Begin Extracted information

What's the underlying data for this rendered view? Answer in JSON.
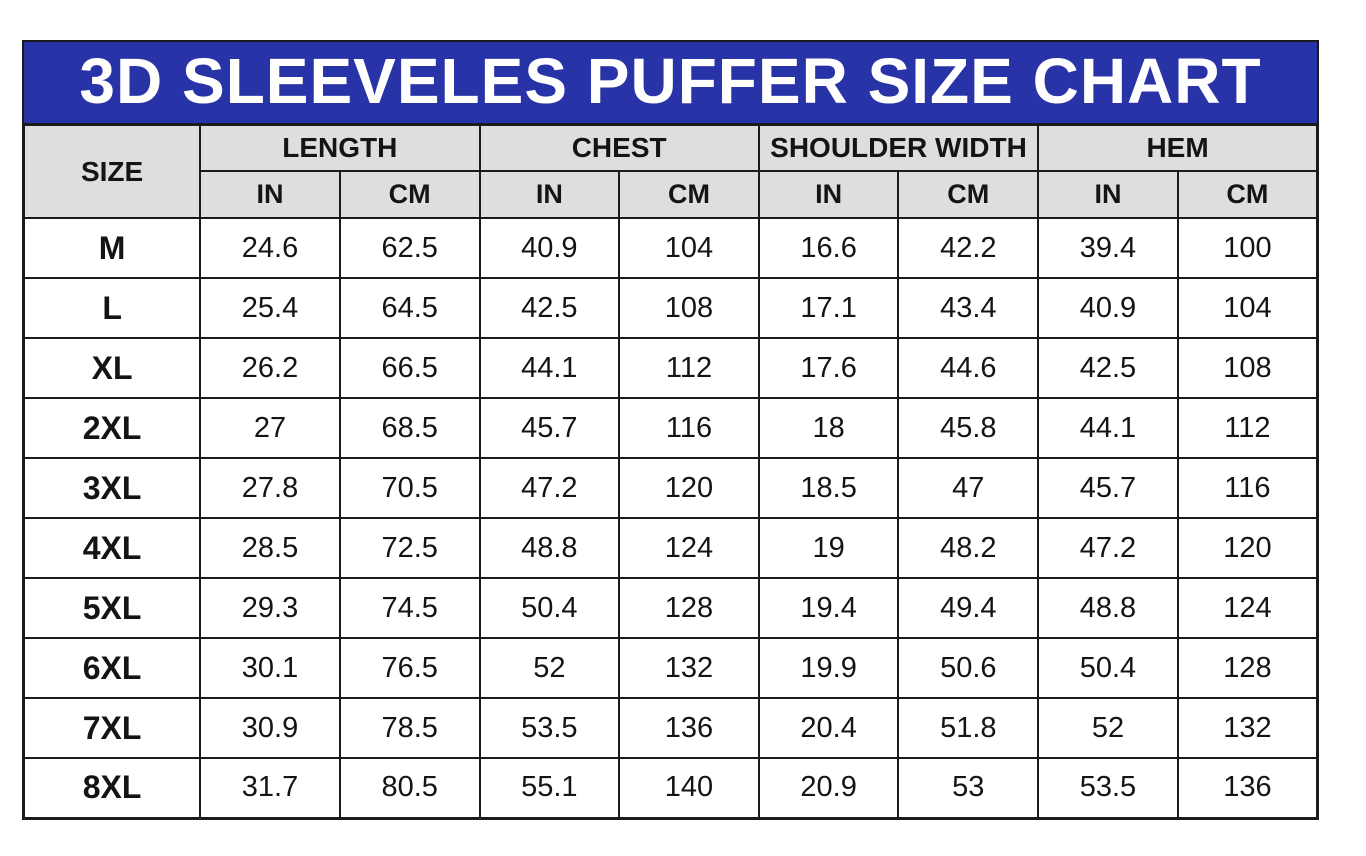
{
  "title": "3D SLEEVELES PUFFER SIZE CHART",
  "colors": {
    "banner_bg": "#2933A8",
    "banner_text": "#FFFFFF",
    "header_bg": "#DEDEDE",
    "grid_line": "#1B1B1B",
    "cell_bg": "#FFFFFF",
    "text": "#141414"
  },
  "table": {
    "size_header": "SIZE",
    "groups": [
      {
        "label": "LENGTH"
      },
      {
        "label": "CHEST"
      },
      {
        "label": "SHOULDER WIDTH"
      },
      {
        "label": "HEM"
      }
    ],
    "unit_headers": [
      "IN",
      "CM",
      "IN",
      "CM",
      "IN",
      "CM",
      "IN",
      "CM"
    ],
    "rows": [
      {
        "size": "M",
        "values": [
          "24.6",
          "62.5",
          "40.9",
          "104",
          "16.6",
          "42.2",
          "39.4",
          "100"
        ]
      },
      {
        "size": "L",
        "values": [
          "25.4",
          "64.5",
          "42.5",
          "108",
          "17.1",
          "43.4",
          "40.9",
          "104"
        ]
      },
      {
        "size": "XL",
        "values": [
          "26.2",
          "66.5",
          "44.1",
          "112",
          "17.6",
          "44.6",
          "42.5",
          "108"
        ]
      },
      {
        "size": "2XL",
        "values": [
          "27",
          "68.5",
          "45.7",
          "116",
          "18",
          "45.8",
          "44.1",
          "112"
        ]
      },
      {
        "size": "3XL",
        "values": [
          "27.8",
          "70.5",
          "47.2",
          "120",
          "18.5",
          "47",
          "45.7",
          "116"
        ]
      },
      {
        "size": "4XL",
        "values": [
          "28.5",
          "72.5",
          "48.8",
          "124",
          "19",
          "48.2",
          "47.2",
          "120"
        ]
      },
      {
        "size": "5XL",
        "values": [
          "29.3",
          "74.5",
          "50.4",
          "128",
          "19.4",
          "49.4",
          "48.8",
          "124"
        ]
      },
      {
        "size": "6XL",
        "values": [
          "30.1",
          "76.5",
          "52",
          "132",
          "19.9",
          "50.6",
          "50.4",
          "128"
        ]
      },
      {
        "size": "7XL",
        "values": [
          "30.9",
          "78.5",
          "53.5",
          "136",
          "20.4",
          "51.8",
          "52",
          "132"
        ]
      },
      {
        "size": "8XL",
        "values": [
          "31.7",
          "80.5",
          "55.1",
          "140",
          "20.9",
          "53",
          "53.5",
          "136"
        ]
      }
    ]
  },
  "chart_data": {
    "type": "table",
    "title": "3D SLEEVELES PUFFER SIZE CHART",
    "columns": [
      "SIZE",
      "LENGTH (IN)",
      "LENGTH (CM)",
      "CHEST (IN)",
      "CHEST (CM)",
      "SHOULDER WIDTH (IN)",
      "SHOULDER WIDTH (CM)",
      "HEM (IN)",
      "HEM (CM)"
    ],
    "rows": [
      [
        "M",
        24.6,
        62.5,
        40.9,
        104,
        16.6,
        42.2,
        39.4,
        100
      ],
      [
        "L",
        25.4,
        64.5,
        42.5,
        108,
        17.1,
        43.4,
        40.9,
        104
      ],
      [
        "XL",
        26.2,
        66.5,
        44.1,
        112,
        17.6,
        44.6,
        42.5,
        108
      ],
      [
        "2XL",
        27,
        68.5,
        45.7,
        116,
        18,
        45.8,
        44.1,
        112
      ],
      [
        "3XL",
        27.8,
        70.5,
        47.2,
        120,
        18.5,
        47,
        45.7,
        116
      ],
      [
        "4XL",
        28.5,
        72.5,
        48.8,
        124,
        19,
        48.2,
        47.2,
        120
      ],
      [
        "5XL",
        29.3,
        74.5,
        50.4,
        128,
        19.4,
        49.4,
        48.8,
        124
      ],
      [
        "6XL",
        30.1,
        76.5,
        52,
        132,
        19.9,
        50.6,
        50.4,
        128
      ],
      [
        "7XL",
        30.9,
        78.5,
        53.5,
        136,
        20.4,
        51.8,
        52,
        132
      ],
      [
        "8XL",
        31.7,
        80.5,
        55.1,
        140,
        20.9,
        53,
        53.5,
        136
      ]
    ]
  }
}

End Extracted information

Exercise brief - Skip the pictures and transcribe the rest of the records exactly.

Answer to this exercise -
What's the underlying data for this rendered view? Answer in JSON.
{
  "title": "3D SLEEVELES PUFFER SIZE CHART",
  "colors": {
    "banner_bg": "#2933A8",
    "banner_text": "#FFFFFF",
    "header_bg": "#DEDEDE",
    "grid_line": "#1B1B1B",
    "cell_bg": "#FFFFFF",
    "text": "#141414"
  },
  "table": {
    "size_header": "SIZE",
    "groups": [
      {
        "label": "LENGTH"
      },
      {
        "label": "CHEST"
      },
      {
        "label": "SHOULDER WIDTH"
      },
      {
        "label": "HEM"
      }
    ],
    "unit_headers": [
      "IN",
      "CM",
      "IN",
      "CM",
      "IN",
      "CM",
      "IN",
      "CM"
    ],
    "rows": [
      {
        "size": "M",
        "values": [
          "24.6",
          "62.5",
          "40.9",
          "104",
          "16.6",
          "42.2",
          "39.4",
          "100"
        ]
      },
      {
        "size": "L",
        "values": [
          "25.4",
          "64.5",
          "42.5",
          "108",
          "17.1",
          "43.4",
          "40.9",
          "104"
        ]
      },
      {
        "size": "XL",
        "values": [
          "26.2",
          "66.5",
          "44.1",
          "112",
          "17.6",
          "44.6",
          "42.5",
          "108"
        ]
      },
      {
        "size": "2XL",
        "values": [
          "27",
          "68.5",
          "45.7",
          "116",
          "18",
          "45.8",
          "44.1",
          "112"
        ]
      },
      {
        "size": "3XL",
        "values": [
          "27.8",
          "70.5",
          "47.2",
          "120",
          "18.5",
          "47",
          "45.7",
          "116"
        ]
      },
      {
        "size": "4XL",
        "values": [
          "28.5",
          "72.5",
          "48.8",
          "124",
          "19",
          "48.2",
          "47.2",
          "120"
        ]
      },
      {
        "size": "5XL",
        "values": [
          "29.3",
          "74.5",
          "50.4",
          "128",
          "19.4",
          "49.4",
          "48.8",
          "124"
        ]
      },
      {
        "size": "6XL",
        "values": [
          "30.1",
          "76.5",
          "52",
          "132",
          "19.9",
          "50.6",
          "50.4",
          "128"
        ]
      },
      {
        "size": "7XL",
        "values": [
          "30.9",
          "78.5",
          "53.5",
          "136",
          "20.4",
          "51.8",
          "52",
          "132"
        ]
      },
      {
        "size": "8XL",
        "values": [
          "31.7",
          "80.5",
          "55.1",
          "140",
          "20.9",
          "53",
          "53.5",
          "136"
        ]
      }
    ]
  },
  "chart_data": {
    "type": "table",
    "title": "3D SLEEVELES PUFFER SIZE CHART",
    "columns": [
      "SIZE",
      "LENGTH (IN)",
      "LENGTH (CM)",
      "CHEST (IN)",
      "CHEST (CM)",
      "SHOULDER WIDTH (IN)",
      "SHOULDER WIDTH (CM)",
      "HEM (IN)",
      "HEM (CM)"
    ],
    "rows": [
      [
        "M",
        24.6,
        62.5,
        40.9,
        104,
        16.6,
        42.2,
        39.4,
        100
      ],
      [
        "L",
        25.4,
        64.5,
        42.5,
        108,
        17.1,
        43.4,
        40.9,
        104
      ],
      [
        "XL",
        26.2,
        66.5,
        44.1,
        112,
        17.6,
        44.6,
        42.5,
        108
      ],
      [
        "2XL",
        27,
        68.5,
        45.7,
        116,
        18,
        45.8,
        44.1,
        112
      ],
      [
        "3XL",
        27.8,
        70.5,
        47.2,
        120,
        18.5,
        47,
        45.7,
        116
      ],
      [
        "4XL",
        28.5,
        72.5,
        48.8,
        124,
        19,
        48.2,
        47.2,
        120
      ],
      [
        "5XL",
        29.3,
        74.5,
        50.4,
        128,
        19.4,
        49.4,
        48.8,
        124
      ],
      [
        "6XL",
        30.1,
        76.5,
        52,
        132,
        19.9,
        50.6,
        50.4,
        128
      ],
      [
        "7XL",
        30.9,
        78.5,
        53.5,
        136,
        20.4,
        51.8,
        52,
        132
      ],
      [
        "8XL",
        31.7,
        80.5,
        55.1,
        140,
        20.9,
        53,
        53.5,
        136
      ]
    ]
  }
}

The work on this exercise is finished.